■ **EXERCISE OBJECTIVE**
Give every line from the entries that contains "regular".

(Dataset records)
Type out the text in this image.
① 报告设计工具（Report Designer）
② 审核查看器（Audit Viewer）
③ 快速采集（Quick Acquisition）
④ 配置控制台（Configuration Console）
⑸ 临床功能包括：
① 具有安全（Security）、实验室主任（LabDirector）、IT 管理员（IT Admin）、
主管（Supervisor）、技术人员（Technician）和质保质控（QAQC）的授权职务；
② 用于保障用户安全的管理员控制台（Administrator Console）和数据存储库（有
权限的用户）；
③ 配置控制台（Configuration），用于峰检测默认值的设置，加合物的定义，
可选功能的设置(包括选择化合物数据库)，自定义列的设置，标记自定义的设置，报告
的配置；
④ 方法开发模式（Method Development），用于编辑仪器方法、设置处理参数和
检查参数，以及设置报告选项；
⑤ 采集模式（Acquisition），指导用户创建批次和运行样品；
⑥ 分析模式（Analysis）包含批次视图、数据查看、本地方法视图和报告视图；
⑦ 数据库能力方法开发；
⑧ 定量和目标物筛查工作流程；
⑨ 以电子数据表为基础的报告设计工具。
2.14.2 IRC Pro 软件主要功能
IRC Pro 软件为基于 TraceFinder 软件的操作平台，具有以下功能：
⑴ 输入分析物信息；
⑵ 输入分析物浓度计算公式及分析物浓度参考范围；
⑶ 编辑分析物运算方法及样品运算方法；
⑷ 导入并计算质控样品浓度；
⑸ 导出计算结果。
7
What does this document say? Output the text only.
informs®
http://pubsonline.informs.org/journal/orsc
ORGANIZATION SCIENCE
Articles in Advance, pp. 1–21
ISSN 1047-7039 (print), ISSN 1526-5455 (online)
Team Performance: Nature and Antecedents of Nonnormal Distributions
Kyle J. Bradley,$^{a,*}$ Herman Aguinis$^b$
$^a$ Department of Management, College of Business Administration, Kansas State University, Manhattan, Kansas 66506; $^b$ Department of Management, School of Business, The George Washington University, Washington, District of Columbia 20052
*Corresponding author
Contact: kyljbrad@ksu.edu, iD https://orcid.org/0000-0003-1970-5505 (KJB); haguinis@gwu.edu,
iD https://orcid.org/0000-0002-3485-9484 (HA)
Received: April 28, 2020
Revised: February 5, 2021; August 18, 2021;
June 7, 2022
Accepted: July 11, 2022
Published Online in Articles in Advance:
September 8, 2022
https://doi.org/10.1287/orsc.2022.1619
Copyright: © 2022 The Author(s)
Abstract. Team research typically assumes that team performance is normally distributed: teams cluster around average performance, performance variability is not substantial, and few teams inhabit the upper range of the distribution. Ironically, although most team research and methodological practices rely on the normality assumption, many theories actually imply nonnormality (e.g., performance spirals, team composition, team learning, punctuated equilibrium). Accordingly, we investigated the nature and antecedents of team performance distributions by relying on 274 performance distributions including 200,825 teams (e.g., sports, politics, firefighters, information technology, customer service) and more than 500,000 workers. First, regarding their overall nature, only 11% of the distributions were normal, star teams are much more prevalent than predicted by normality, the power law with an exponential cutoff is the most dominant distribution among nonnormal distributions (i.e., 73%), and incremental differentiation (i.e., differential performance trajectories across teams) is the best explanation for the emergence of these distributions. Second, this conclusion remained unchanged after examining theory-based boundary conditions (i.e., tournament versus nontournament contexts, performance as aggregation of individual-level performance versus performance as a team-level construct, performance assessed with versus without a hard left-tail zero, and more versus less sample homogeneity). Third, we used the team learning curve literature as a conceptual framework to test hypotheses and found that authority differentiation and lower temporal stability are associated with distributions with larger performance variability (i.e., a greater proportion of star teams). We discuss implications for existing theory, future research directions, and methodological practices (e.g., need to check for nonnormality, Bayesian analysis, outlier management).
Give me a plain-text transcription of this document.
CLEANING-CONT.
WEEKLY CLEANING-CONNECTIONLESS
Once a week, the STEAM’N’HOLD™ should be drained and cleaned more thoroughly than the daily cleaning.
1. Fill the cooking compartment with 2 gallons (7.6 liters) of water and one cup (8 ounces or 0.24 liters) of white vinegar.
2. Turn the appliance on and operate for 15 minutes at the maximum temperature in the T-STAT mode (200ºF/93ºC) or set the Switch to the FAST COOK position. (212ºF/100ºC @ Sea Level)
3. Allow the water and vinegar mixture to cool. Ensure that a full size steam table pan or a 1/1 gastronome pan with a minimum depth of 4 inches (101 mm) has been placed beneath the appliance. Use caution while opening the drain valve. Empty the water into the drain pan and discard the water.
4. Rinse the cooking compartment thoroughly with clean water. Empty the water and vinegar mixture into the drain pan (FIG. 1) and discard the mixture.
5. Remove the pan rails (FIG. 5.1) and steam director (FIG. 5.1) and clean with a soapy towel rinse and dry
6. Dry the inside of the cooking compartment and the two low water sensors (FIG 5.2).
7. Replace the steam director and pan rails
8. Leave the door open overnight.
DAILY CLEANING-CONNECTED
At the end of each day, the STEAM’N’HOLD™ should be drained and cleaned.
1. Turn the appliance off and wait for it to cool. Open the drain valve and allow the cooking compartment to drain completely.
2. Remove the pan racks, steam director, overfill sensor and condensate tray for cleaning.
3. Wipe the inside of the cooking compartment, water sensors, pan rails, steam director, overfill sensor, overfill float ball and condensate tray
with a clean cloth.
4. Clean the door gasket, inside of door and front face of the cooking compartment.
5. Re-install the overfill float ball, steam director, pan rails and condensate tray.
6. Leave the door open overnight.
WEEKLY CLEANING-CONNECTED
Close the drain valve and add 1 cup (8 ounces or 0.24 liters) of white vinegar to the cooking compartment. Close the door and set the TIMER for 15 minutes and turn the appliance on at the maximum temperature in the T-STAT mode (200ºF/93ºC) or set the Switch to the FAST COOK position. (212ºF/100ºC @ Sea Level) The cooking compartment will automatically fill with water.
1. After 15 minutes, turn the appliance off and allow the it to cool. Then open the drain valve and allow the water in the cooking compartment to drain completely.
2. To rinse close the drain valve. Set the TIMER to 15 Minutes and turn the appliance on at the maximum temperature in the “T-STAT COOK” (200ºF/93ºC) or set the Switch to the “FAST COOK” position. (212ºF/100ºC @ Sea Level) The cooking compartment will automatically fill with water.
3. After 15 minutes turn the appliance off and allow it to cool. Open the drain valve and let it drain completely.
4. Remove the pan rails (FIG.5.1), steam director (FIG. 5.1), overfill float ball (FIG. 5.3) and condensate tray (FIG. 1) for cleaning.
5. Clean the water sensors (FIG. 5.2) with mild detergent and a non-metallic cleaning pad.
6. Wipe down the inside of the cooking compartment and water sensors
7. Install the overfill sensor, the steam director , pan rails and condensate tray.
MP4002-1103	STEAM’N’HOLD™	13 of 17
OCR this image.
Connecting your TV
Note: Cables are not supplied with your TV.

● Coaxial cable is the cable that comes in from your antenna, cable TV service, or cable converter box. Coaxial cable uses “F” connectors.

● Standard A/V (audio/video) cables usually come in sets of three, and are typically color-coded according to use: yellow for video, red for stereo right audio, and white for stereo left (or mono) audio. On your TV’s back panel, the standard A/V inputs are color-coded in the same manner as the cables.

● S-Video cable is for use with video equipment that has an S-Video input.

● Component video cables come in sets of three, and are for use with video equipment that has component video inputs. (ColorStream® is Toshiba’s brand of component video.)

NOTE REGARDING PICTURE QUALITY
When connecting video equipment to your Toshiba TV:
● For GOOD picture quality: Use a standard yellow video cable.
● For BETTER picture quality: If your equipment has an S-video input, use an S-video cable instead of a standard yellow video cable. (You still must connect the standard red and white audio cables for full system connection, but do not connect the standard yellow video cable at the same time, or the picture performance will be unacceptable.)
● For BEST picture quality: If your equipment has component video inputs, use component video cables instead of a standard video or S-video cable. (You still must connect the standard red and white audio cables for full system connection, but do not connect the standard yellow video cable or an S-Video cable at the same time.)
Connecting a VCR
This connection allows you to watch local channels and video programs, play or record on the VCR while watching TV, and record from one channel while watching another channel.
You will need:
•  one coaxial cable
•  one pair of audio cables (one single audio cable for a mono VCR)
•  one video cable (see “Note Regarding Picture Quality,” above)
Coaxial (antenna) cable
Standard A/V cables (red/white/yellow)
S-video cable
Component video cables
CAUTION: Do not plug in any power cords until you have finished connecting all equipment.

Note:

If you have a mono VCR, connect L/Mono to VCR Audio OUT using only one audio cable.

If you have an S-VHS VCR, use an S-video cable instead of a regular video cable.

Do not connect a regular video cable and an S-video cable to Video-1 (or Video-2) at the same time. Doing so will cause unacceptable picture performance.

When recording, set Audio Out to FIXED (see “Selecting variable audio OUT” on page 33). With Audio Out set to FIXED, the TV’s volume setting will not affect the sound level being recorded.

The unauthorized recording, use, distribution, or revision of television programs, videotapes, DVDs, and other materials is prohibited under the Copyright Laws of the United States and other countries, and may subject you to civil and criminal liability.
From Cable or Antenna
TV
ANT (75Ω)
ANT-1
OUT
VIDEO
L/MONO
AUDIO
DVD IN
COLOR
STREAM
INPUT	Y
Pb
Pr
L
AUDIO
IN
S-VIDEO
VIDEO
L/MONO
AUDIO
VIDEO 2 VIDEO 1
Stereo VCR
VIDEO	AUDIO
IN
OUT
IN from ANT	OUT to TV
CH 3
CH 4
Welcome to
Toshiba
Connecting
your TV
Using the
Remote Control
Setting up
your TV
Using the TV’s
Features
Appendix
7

■ **WORKED SOLUTION**
If you have an S-VHS VCR, use an S-video cable instead of a regular video cable.
Do not connect a regular video cable and an S-video cable to Video-1 (or Video-2) at the same time. Doing so will cause unacceptable picture performance.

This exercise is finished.